The records below are to be quoted in full; please keep every word exact.

begin

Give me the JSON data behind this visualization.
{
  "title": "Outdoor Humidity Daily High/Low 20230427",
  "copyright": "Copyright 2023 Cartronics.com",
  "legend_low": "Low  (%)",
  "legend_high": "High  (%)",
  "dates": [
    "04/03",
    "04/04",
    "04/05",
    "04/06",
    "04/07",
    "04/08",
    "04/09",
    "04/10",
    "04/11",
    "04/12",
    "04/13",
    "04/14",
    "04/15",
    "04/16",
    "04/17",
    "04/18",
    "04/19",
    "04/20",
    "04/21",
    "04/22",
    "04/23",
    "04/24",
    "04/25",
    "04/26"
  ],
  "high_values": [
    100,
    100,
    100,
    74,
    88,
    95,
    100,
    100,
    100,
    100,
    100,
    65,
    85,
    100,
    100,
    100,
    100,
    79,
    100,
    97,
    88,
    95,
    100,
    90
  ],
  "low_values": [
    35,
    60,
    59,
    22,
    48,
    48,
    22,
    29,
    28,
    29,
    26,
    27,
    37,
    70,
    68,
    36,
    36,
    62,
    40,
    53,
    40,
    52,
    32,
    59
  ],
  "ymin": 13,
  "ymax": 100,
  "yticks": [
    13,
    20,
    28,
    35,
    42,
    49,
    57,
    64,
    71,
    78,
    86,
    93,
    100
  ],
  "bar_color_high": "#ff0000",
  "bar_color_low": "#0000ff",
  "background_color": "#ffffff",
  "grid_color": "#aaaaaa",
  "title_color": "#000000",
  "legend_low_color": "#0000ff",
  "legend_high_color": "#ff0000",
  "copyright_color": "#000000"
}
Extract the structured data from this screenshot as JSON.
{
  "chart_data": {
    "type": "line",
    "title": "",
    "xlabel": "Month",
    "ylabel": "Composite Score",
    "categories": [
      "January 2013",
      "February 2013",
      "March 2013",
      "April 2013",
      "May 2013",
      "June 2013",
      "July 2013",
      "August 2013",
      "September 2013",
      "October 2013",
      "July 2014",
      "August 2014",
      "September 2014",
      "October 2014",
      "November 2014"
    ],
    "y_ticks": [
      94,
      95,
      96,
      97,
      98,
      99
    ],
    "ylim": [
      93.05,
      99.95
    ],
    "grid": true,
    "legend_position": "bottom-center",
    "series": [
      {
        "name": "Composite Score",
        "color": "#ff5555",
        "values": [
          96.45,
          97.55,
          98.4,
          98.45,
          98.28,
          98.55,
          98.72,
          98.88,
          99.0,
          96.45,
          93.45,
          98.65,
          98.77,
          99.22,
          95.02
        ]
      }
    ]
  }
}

end

* [Task result]
Give me the JSON data behind this visualization.
{
  "title": "Outdoor Humidity Daily High/Low 20230427",
  "copyright": "Copyright 2023 Cartronics.com",
  "legend_low": "Low  (%)",
  "legend_high": "High  (%)",
  "dates": [
    "04/03",
    "04/04",
    "04/05",
    "04/06",
    "04/07",
    "04/08",
    "04/09",
    "04/10",
    "04/11",
    "04/12",
    "04/13",
    "04/14",
    "04/15",
    "04/16",
    "04/17",
    "04/18",
    "04/19",
    "04/20",
    "04/21",
    "04/22",
    "04/23",
    "04/24",
    "04/25",
    "04/26"
  ],
  "high_values": [
    100,
    100,
    100,
    74,
    88,
    95,
    100,
    100,
    100,
    100,
    100,
    65,
    85,
    100,
    100,
    100,
    100,
    79,
    100,
    97,
    88,
    95,
    100,
    90
  ],
  "low_values": [
    35,
    60,
    59,
    22,
    48,
    48,
    22,
    29,
    28,
    29,
    26,
    27,
    37,
    70,
    68,
    36,
    36,
    62,
    40,
    53,
    40,
    52,
    32,
    59
  ],
  "ymin": 13,
  "ymax": 100,
  "yticks": [
    13,
    20,
    28,
    35,
    42,
    49,
    57,
    64,
    71,
    78,
    86,
    93,
    100
  ],
  "bar_color_high": "#ff0000",
  "bar_color_low": "#0000ff",
  "background_color": "#ffffff",
  "grid_color": "#aaaaaa",
  "title_color": "#000000",
  "legend_low_color": "#0000ff",
  "legend_high_color": "#ff0000",
  "copyright_color": "#000000"
}
Extract the structured data from this screenshot as JSON.
{
  "chart_data": {
    "type": "line",
    "title": "",
    "xlabel": "Month",
    "ylabel": "Composite Score",
    "categories": [
      "January 2013",
      "February 2013",
      "March 2013",
      "April 2013",
      "May 2013",
      "June 2013",
      "July 2013",
      "August 2013",
      "September 2013",
      "October 2013",
      "July 2014",
      "August 2014",
      "September 2014",
      "October 2014",
      "November 2014"
    ],
    "y_ticks": [
      94,
      95,
      96,
      97,
      98,
      99
    ],
    "ylim": [
      93.05,
      99.95
    ],
    "grid": true,
    "legend_position": "bottom-center",
    "series": [
      {
        "name": "Composite Score",
        "color": "#ff5555",
        "values": [
          96.45,
          97.55,
          98.4,
          98.45,
          98.28,
          98.55,
          98.72,
          98.88,
          99.0,
          96.45,
          93.45,
          98.65,
          98.77,
          99.22,
          95.02
        ]
      }
    ]
  }
}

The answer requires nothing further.